Start of Selected text
Future of Playgrounds: Ideation Workshop at CLICKNL Drive Festival Future of Playgrounds: Ideation Workshop at CLICKNL Drive Festival

Future of Playgrounds: Ideation Workshop at CLICKNL Drive Festival

Compared to generations past, children today play less in general and less outdoors. What does this mean for traditionally-designed playgrounds, spaces specifically set aside for an activity that happens less frequently? How can we reimagine who playgrounds are for? To what extent will digital technologies redefine our understanding of what a ‘playground’ is? In this and future posts, UNStudio’s strategic R&D unit UNSKnowledge is exploring alternatives for these public spaces through ‘bottom-up’ design methods.

UNSKnowledge hosted a workshop on the Future of Playgrounds at the CLICKNL DRIVE Festival held during Dutch Design Week in October 2018.
End of Selected text
Start of Data lines
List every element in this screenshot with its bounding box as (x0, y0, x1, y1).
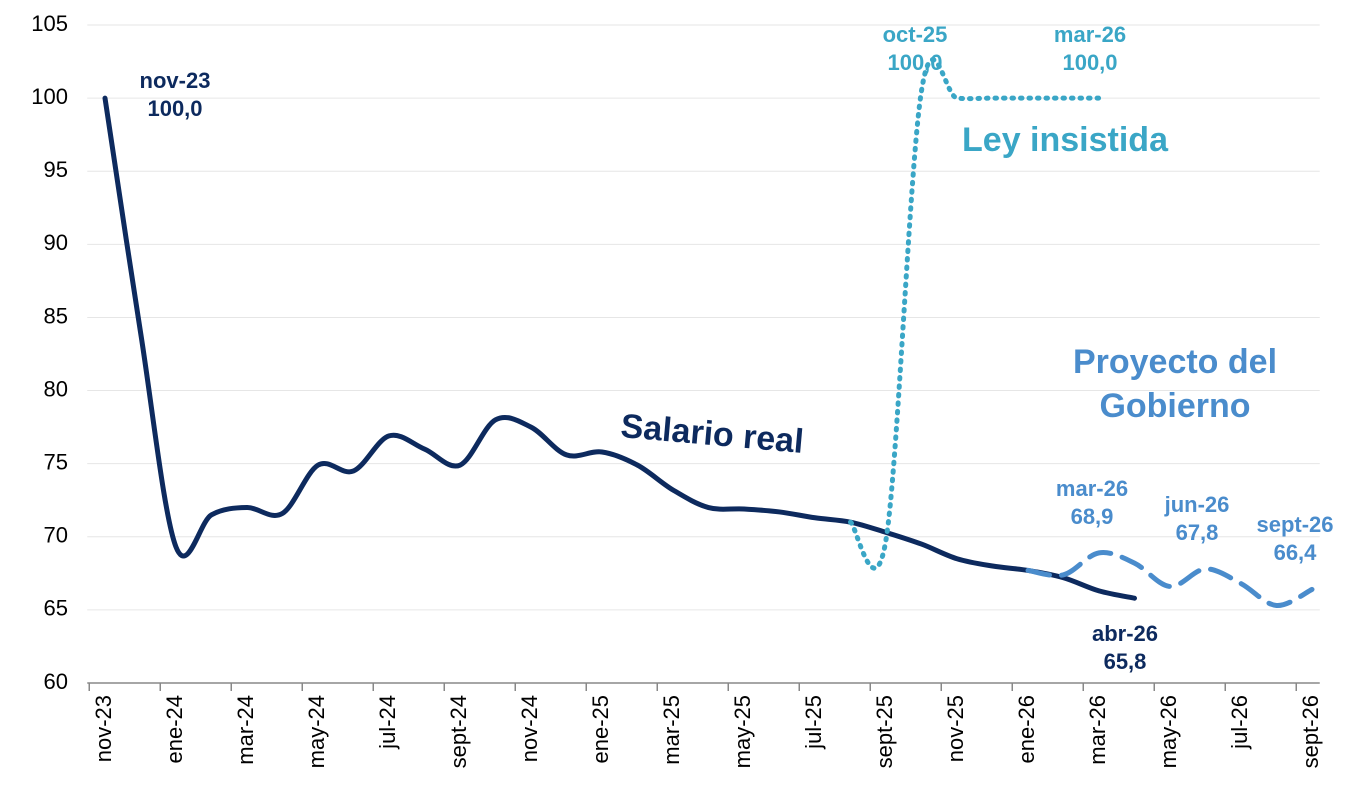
x-tick-label: mar-26 (1085, 695, 1110, 765)
x-tick-label: nov-24 (517, 695, 542, 762)
y-tick-label: 90 (44, 230, 68, 255)
x-tick-label: sept-25 (872, 695, 897, 768)
annotation-value: 65,8 (1104, 649, 1147, 674)
x-tick-label: sept-26 (1298, 695, 1323, 768)
x-tick-label: jul-25 (801, 695, 826, 750)
series-label: Proyecto del Gobierno (1072, 343, 1278, 425)
annotation-date: oct-25 (883, 22, 948, 47)
x-tick-label: may-24 (304, 695, 329, 768)
x-tick-label: ene-24 (162, 695, 187, 764)
y-tick-label: 95 (44, 157, 68, 182)
y-tick-label: 75 (44, 449, 68, 474)
annotation-value: 100,0 (1062, 50, 1117, 75)
line-series (848, 57, 1102, 571)
x-tick-label: jul-24 (375, 695, 400, 750)
series-label: Ley insistida (962, 121, 1169, 159)
annotation-date: abr-26 (1092, 621, 1158, 646)
y-tick-label: 80 (44, 376, 68, 401)
annotation-value: 67,8 (1176, 520, 1219, 545)
y-tick-label: 105 (31, 11, 68, 36)
x-tick-label: sept-24 (446, 695, 471, 768)
line-series (1025, 550, 1315, 609)
y-tick-label: 65 (44, 596, 68, 621)
annotation-date: nov-23 (140, 68, 211, 93)
y-tick-label: 60 (44, 669, 68, 694)
x-tick-label: ene-25 (588, 695, 613, 764)
x-tick-label: may-25 (730, 695, 755, 768)
y-tick-label: 70 (44, 523, 68, 548)
x-tick-label: nov-23 (91, 695, 116, 762)
annotation-value: 100,0 (887, 50, 942, 75)
x-tick-label: ene-26 (1014, 695, 1039, 764)
line-series (102, 95, 1137, 601)
annotation-value: 68,9 (1071, 504, 1114, 529)
annotation-date: jun-26 (1164, 492, 1230, 517)
x-tick-label: mar-25 (659, 695, 684, 765)
annotation-date: mar-26 (1054, 22, 1126, 47)
annotation-value: 100,0 (147, 96, 202, 121)
annotation-value: 66,4 (1274, 540, 1318, 565)
x-tick-label: may-26 (1156, 695, 1181, 768)
y-tick-label: 85 (44, 303, 68, 328)
x-tick-label: jul-26 (1227, 695, 1252, 750)
annotation-date: mar-26 (1056, 476, 1128, 501)
x-tick-label: mar-24 (233, 695, 258, 765)
series-label: Salario real (619, 407, 805, 461)
x-tick-label: nov-25 (943, 695, 968, 762)
y-tick-label: 100 (31, 84, 68, 109)
annotation-date: sept-26 (1256, 512, 1333, 537)
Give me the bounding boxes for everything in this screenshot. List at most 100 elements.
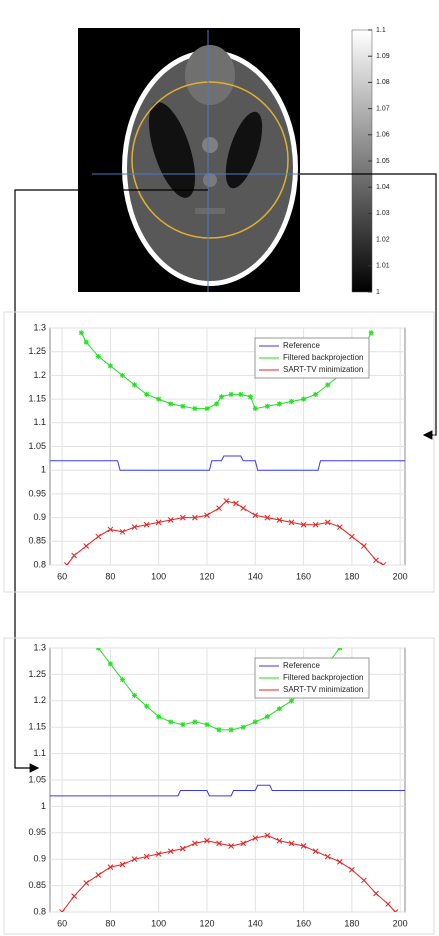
End of Data lines
* Task directions *
Using the text on the Future of Playgrounds workshop, state whether each of the following agrees with it, giving yes or no and quoting the words that settle the matter: (a) the workshop was held during Dutch Design Week in October 2018; (b) children today play outdoors more than earlier generations did; (c) UNSKnowledge is UNStudio's strategic R&D unit. The data shown above come from a source separate from the text.

* Exercise output *
(a) Yes: "held during Dutch Design Week in October 2018."
(b) No: "children today play less in general and less outdoors."
(c) Yes: "UNStudio’s strategic R&D unit UNSKnowledge."